>>>
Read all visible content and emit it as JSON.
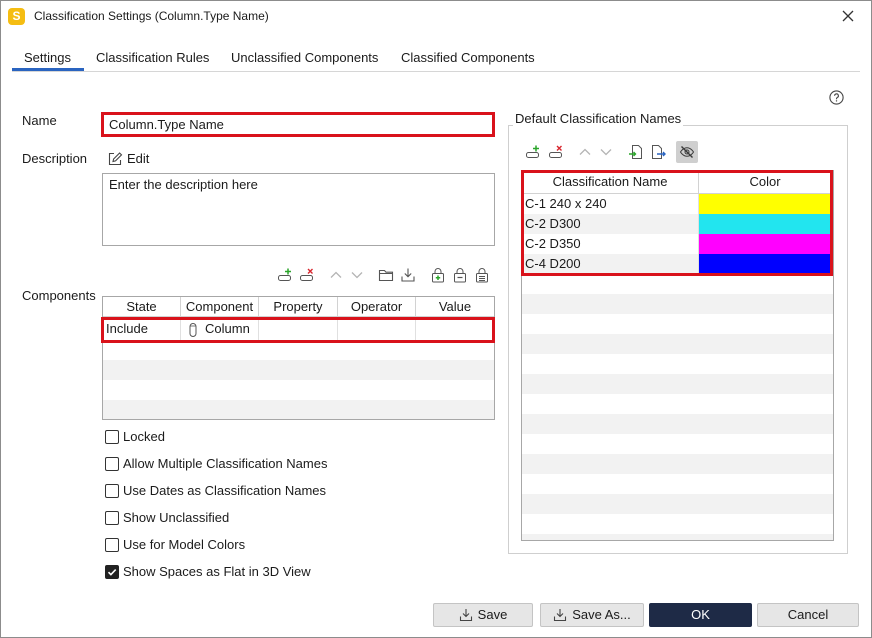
{
  "window": {
    "title": "Classification Settings (Column.Type Name)",
    "app_icon_letter": "S"
  },
  "tabs": [
    {
      "label": "Settings",
      "active": true
    },
    {
      "label": "Classification Rules",
      "active": false
    },
    {
      "label": "Unclassified Components",
      "active": false
    },
    {
      "label": "Classified Components",
      "active": false
    }
  ],
  "settings": {
    "name_label": "Name",
    "name_value": "Column.Type Name",
    "description_label": "Description",
    "edit_label": "Edit",
    "description_placeholder": "Enter the description here",
    "components_label": "Components"
  },
  "components_toolbar": [
    {
      "icon": "add-row-icon"
    },
    {
      "icon": "remove-row-icon"
    },
    {
      "icon": "move-up-icon",
      "enabled": false
    },
    {
      "icon": "move-down-icon",
      "enabled": false
    },
    {
      "icon": "open-folder-icon"
    },
    {
      "icon": "download-icon"
    },
    {
      "icon": "lock-add-icon"
    },
    {
      "icon": "lock-icon"
    },
    {
      "icon": "lock-list-icon"
    }
  ],
  "components_table": {
    "columns": [
      "State",
      "Component",
      "Property",
      "Operator",
      "Value"
    ],
    "rows": [
      {
        "state": "Include",
        "component": "Column",
        "component_icon": "column-icon",
        "property": "",
        "operator": "",
        "value": ""
      }
    ]
  },
  "options": [
    {
      "label": "Locked",
      "checked": false
    },
    {
      "label": "Allow Multiple Classification Names",
      "checked": false
    },
    {
      "label": "Use Dates as Classification Names",
      "checked": false
    },
    {
      "label": "Show Unclassified",
      "checked": false
    },
    {
      "label": "Use for Model Colors",
      "checked": false
    },
    {
      "label": "Show Spaces as Flat in 3D View",
      "checked": true
    }
  ],
  "default_names": {
    "title": "Default Classification Names",
    "toolbar": [
      {
        "icon": "add-row-icon"
      },
      {
        "icon": "remove-row-icon"
      },
      {
        "icon": "move-up-icon",
        "enabled": false
      },
      {
        "icon": "move-down-icon",
        "enabled": false
      },
      {
        "icon": "import-icon"
      },
      {
        "icon": "export-icon"
      },
      {
        "icon": "hide-icon",
        "active": true
      }
    ],
    "columns": [
      "Classification Name",
      "Color"
    ],
    "rows": [
      {
        "name": "C-1 240 x 240",
        "color": "#ffff00"
      },
      {
        "name": "C-2 D300",
        "color": "#22e5ef"
      },
      {
        "name": "C-2 D350",
        "color": "#ff00ff"
      },
      {
        "name": "C-4 D200",
        "color": "#0000ff"
      }
    ]
  },
  "footer": {
    "save_label": "Save",
    "save_as_label": "Save As...",
    "ok_label": "OK",
    "cancel_label": "Cancel"
  },
  "colors": {
    "accent": "#2a64c0",
    "highlight_border": "#d9121b",
    "ok_button": "#1e2a46",
    "app_icon": "#f5bd12"
  }
}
<<<
> Directions
Retype all of the entries exactly as written, leaving out any images.

> Solution for this task
Read all visible content and emit it as JSON.
{
  "window": {
    "title": "Classification Settings (Column.Type Name)",
    "app_icon_letter": "S"
  },
  "tabs": [
    {
      "label": "Settings",
      "active": true
    },
    {
      "label": "Classification Rules",
      "active": false
    },
    {
      "label": "Unclassified Components",
      "active": false
    },
    {
      "label": "Classified Components",
      "active": false
    }
  ],
  "settings": {
    "name_label": "Name",
    "name_value": "Column.Type Name",
    "description_label": "Description",
    "edit_label": "Edit",
    "description_placeholder": "Enter the description here",
    "components_label": "Components"
  },
  "components_toolbar": [
    {
      "icon": "add-row-icon"
    },
    {
      "icon": "remove-row-icon"
    },
    {
      "icon": "move-up-icon",
      "enabled": false
    },
    {
      "icon": "move-down-icon",
      "enabled": false
    },
    {
      "icon": "open-folder-icon"
    },
    {
      "icon": "download-icon"
    },
    {
      "icon": "lock-add-icon"
    },
    {
      "icon": "lock-icon"
    },
    {
      "icon": "lock-list-icon"
    }
  ],
  "components_table": {
    "columns": [
      "State",
      "Component",
      "Property",
      "Operator",
      "Value"
    ],
    "rows": [
      {
        "state": "Include",
        "component": "Column",
        "component_icon": "column-icon",
        "property": "",
        "operator": "",
        "value": ""
      }
    ]
  },
  "options": [
    {
      "label": "Locked",
      "checked": false
    },
    {
      "label": "Allow Multiple Classification Names",
      "checked": false
    },
    {
      "label": "Use Dates as Classification Names",
      "checked": false
    },
    {
      "label": "Show Unclassified",
      "checked": false
    },
    {
      "label": "Use for Model Colors",
      "checked": false
    },
    {
      "label": "Show Spaces as Flat in 3D View",
      "checked": true
    }
  ],
  "default_names": {
    "title": "Default Classification Names",
    "toolbar": [
      {
        "icon": "add-row-icon"
      },
      {
        "icon": "remove-row-icon"
      },
      {
        "icon": "move-up-icon",
        "enabled": false
      },
      {
        "icon": "move-down-icon",
        "enabled": false
      },
      {
        "icon": "import-icon"
      },
      {
        "icon": "export-icon"
      },
      {
        "icon": "hide-icon",
        "active": true
      }
    ],
    "columns": [
      "Classification Name",
      "Color"
    ],
    "rows": [
      {
        "name": "C-1 240 x 240",
        "color": "#ffff00"
      },
      {
        "name": "C-2 D300",
        "color": "#22e5ef"
      },
      {
        "name": "C-2 D350",
        "color": "#ff00ff"
      },
      {
        "name": "C-4 D200",
        "color": "#0000ff"
      }
    ]
  },
  "footer": {
    "save_label": "Save",
    "save_as_label": "Save As...",
    "ok_label": "OK",
    "cancel_label": "Cancel"
  },
  "colors": {
    "accent": "#2a64c0",
    "highlight_border": "#d9121b",
    "ok_button": "#1e2a46",
    "app_icon": "#f5bd12"
  }
}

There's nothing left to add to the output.